> TASK:
Lines that include the word "atau" are the ones to copy.
━━━━━━━━━━━━━━━━━━━━━━━━━━━━━━
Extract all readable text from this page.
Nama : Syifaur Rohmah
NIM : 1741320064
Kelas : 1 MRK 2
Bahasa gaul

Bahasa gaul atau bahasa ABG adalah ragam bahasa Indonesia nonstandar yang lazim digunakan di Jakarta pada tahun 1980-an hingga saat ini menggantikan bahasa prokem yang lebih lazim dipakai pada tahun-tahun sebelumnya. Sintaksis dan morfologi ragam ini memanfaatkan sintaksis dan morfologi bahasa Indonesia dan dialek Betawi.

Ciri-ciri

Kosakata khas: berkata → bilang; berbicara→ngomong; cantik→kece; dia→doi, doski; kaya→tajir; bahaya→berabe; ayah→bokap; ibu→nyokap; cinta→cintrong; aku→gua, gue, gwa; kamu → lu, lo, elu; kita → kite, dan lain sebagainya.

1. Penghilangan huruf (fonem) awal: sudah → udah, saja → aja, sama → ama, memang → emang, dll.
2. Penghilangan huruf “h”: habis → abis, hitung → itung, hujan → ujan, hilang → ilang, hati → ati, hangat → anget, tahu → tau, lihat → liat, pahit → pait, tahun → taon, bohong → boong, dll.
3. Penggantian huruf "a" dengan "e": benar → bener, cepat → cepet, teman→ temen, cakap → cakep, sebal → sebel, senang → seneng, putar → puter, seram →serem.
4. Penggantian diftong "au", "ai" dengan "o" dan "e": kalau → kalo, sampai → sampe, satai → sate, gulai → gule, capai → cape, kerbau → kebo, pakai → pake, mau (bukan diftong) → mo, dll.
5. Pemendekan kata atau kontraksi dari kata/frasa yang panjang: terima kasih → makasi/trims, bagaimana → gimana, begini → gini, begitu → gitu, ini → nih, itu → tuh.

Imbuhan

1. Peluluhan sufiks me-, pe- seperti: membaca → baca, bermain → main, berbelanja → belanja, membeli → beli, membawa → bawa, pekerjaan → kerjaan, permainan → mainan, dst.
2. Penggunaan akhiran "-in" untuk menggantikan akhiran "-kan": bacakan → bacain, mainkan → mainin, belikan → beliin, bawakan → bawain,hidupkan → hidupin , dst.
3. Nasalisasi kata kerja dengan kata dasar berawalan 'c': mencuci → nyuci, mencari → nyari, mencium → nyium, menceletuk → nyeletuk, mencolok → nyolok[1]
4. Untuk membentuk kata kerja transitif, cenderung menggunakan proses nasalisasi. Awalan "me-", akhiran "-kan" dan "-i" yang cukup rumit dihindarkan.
━━━━━━━━━━━━━━━━━━━━━━━━━━━━━━
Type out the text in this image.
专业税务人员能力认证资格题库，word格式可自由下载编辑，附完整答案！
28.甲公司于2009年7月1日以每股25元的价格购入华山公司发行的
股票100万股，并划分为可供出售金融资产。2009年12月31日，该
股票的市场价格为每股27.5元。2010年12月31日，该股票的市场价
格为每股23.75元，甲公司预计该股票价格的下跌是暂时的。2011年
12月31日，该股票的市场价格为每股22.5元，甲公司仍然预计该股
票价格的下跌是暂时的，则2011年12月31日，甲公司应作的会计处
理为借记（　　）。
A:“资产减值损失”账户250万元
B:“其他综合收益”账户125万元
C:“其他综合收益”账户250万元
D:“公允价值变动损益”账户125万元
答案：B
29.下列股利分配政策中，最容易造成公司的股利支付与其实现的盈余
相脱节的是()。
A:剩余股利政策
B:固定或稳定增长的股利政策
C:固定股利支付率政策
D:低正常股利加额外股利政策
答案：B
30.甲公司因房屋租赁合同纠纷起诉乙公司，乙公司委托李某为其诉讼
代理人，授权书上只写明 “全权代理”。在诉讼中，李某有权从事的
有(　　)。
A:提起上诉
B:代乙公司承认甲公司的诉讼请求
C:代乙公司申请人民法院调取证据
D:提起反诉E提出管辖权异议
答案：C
━━━━━━━━━━━━━━━━━━━━━━━━━━━━━━
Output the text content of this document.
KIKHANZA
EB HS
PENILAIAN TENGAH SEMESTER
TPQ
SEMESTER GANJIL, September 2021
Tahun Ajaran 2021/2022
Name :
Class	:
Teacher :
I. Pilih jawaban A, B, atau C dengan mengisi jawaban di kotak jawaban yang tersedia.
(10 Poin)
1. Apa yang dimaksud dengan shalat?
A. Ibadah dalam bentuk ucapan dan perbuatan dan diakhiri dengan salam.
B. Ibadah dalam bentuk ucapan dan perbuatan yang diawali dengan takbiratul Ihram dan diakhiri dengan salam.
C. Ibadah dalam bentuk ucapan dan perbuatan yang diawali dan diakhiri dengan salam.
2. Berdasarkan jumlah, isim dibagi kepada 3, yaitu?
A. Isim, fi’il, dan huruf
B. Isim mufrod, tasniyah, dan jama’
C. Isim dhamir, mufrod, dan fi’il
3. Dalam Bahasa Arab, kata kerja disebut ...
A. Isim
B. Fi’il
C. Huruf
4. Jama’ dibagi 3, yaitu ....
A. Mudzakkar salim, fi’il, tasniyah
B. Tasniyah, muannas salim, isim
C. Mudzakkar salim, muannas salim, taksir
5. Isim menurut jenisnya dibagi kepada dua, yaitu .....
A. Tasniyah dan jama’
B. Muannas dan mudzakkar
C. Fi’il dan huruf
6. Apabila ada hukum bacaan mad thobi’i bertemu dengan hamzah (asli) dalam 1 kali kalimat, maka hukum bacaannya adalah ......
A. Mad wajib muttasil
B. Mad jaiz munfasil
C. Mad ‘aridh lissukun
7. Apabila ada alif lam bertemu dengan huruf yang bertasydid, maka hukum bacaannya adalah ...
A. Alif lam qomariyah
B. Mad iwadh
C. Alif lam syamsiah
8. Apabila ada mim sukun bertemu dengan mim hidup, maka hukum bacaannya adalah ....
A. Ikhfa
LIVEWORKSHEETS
━━━━━━━━━━━━━━━━━━━━━━━━━━━━━━
> RESULT OF THIS TASK:
Bahasa gaul atau bahasa ABG adalah ragam bahasa Indonesia nonstandar yang lazim digunakan di Jakarta pada tahun 1980-an hingga saat ini menggantikan bahasa prokem yang lebih lazim dipakai pada tahun-tahun sebelumnya. Sintaksis dan morfologi ragam ini memanfaatkan sintaksis dan morfologi bahasa Indonesia dan dialek Betawi.
5. Pemendekan kata atau kontraksi dari kata/frasa yang panjang: terima kasih → makasi/trims, bagaimana → gimana, begini → gini, begitu → gitu, ini → nih, itu → tuh.
I. Pilih jawaban A, B, atau C dengan mengisi jawaban di kotak jawaban yang tersedia.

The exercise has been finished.